**What is required:**
Print the line containing "What text is on this page?" and each line after it through the end, please, with nothing added.

**Items from a data source:**
<<<<

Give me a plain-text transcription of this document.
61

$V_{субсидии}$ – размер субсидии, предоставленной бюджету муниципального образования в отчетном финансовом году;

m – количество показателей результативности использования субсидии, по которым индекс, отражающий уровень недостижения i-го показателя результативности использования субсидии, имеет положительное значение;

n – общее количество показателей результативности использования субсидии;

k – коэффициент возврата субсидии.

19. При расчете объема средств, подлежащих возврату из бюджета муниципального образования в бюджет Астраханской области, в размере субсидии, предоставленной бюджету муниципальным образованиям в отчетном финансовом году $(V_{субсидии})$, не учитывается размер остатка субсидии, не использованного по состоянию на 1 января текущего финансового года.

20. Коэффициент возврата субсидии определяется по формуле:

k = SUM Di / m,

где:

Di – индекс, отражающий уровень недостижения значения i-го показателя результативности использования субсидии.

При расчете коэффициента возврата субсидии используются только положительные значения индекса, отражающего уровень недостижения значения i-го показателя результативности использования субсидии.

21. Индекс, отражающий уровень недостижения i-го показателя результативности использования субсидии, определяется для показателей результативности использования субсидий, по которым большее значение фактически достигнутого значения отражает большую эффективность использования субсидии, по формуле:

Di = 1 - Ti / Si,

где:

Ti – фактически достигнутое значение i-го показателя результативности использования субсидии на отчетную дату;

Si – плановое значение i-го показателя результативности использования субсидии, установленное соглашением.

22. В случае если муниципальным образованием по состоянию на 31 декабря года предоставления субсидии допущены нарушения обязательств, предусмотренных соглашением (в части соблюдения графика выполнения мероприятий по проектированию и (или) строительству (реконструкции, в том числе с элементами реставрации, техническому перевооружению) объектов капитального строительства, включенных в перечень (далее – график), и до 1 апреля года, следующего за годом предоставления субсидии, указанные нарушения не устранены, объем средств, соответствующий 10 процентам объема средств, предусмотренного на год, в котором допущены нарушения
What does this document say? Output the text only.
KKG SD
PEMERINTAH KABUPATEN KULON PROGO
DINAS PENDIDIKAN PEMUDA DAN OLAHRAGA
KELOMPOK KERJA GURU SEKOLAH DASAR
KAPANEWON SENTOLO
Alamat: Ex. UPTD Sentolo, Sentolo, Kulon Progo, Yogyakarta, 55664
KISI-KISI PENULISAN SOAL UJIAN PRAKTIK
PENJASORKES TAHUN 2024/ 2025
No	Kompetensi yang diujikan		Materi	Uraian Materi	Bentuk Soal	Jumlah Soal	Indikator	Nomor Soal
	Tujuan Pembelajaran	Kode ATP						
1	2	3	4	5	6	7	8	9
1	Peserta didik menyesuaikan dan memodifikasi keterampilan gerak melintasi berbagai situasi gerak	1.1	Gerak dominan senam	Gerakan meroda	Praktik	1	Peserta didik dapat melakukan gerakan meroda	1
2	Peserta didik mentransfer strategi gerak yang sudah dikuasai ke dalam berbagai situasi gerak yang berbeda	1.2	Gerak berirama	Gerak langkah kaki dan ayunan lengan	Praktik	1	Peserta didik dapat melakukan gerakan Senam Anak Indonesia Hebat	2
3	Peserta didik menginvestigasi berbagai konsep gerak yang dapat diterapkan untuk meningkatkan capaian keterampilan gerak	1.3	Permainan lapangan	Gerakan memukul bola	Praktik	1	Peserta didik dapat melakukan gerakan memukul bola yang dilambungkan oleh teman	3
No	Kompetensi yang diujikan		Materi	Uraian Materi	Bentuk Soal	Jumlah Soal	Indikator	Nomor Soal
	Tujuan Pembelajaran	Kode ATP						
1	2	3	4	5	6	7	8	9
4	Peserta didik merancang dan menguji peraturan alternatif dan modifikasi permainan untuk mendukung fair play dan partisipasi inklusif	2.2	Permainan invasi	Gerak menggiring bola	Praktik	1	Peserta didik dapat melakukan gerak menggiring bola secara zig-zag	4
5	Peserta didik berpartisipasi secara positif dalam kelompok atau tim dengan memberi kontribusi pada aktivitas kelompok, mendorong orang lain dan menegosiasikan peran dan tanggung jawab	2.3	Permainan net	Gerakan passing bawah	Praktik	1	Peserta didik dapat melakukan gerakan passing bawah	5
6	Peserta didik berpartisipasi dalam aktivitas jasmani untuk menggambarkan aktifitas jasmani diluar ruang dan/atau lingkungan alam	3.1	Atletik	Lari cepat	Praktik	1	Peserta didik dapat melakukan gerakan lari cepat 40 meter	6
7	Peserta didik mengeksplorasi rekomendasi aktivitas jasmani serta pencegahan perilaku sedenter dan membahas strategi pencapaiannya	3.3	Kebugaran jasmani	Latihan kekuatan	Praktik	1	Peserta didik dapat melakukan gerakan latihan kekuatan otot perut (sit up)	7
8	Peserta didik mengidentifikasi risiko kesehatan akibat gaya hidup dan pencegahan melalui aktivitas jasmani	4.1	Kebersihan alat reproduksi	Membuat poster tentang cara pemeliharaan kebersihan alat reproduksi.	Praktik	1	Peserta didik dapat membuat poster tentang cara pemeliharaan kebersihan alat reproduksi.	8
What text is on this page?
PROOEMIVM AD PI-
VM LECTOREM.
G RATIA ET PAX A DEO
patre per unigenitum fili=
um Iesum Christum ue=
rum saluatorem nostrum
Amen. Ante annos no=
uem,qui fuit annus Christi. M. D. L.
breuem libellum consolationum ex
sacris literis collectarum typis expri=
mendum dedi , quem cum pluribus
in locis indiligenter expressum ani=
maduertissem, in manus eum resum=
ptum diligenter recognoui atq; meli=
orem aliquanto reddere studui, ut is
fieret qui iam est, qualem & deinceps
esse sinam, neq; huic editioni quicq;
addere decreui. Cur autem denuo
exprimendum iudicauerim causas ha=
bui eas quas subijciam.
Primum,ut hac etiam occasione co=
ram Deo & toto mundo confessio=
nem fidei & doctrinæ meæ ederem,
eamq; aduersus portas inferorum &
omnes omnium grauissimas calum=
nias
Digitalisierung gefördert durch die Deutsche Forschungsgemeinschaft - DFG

>>>>

**Correct result:**
What text is on this page?
PROOEMIVM AD PI-
VM LECTOREM.
G RATIA ET PAX A DEO
patre per unigenitum fili=
um Iesum Christum ue=
rum saluatorem nostrum
Amen. Ante annos no=
uem,qui fuit annus Christi. M. D. L.
breuem libellum consolationum ex
sacris literis collectarum typis expri=
mendum dedi , quem cum pluribus
in locis indiligenter expressum ani=
maduertissem, in manus eum resum=
ptum diligenter recognoui atq; meli=
orem aliquanto reddere studui, ut is
fieret qui iam est, qualem & deinceps
esse sinam, neq; huic editioni quicq;
addere decreui. Cur autem denuo
exprimendum iudicauerim causas ha=
bui eas quas subijciam.
Primum,ut hac etiam occasione co=
ram Deo & toto mundo confessio=
nem fidei & doctrinæ meæ ederem,
eamq; aduersus portas inferorum &
omnes omnium grauissimas calum=
nias
Digitalisierung gefördert durch die Deutsche Forschungsgemeinschaft - DFG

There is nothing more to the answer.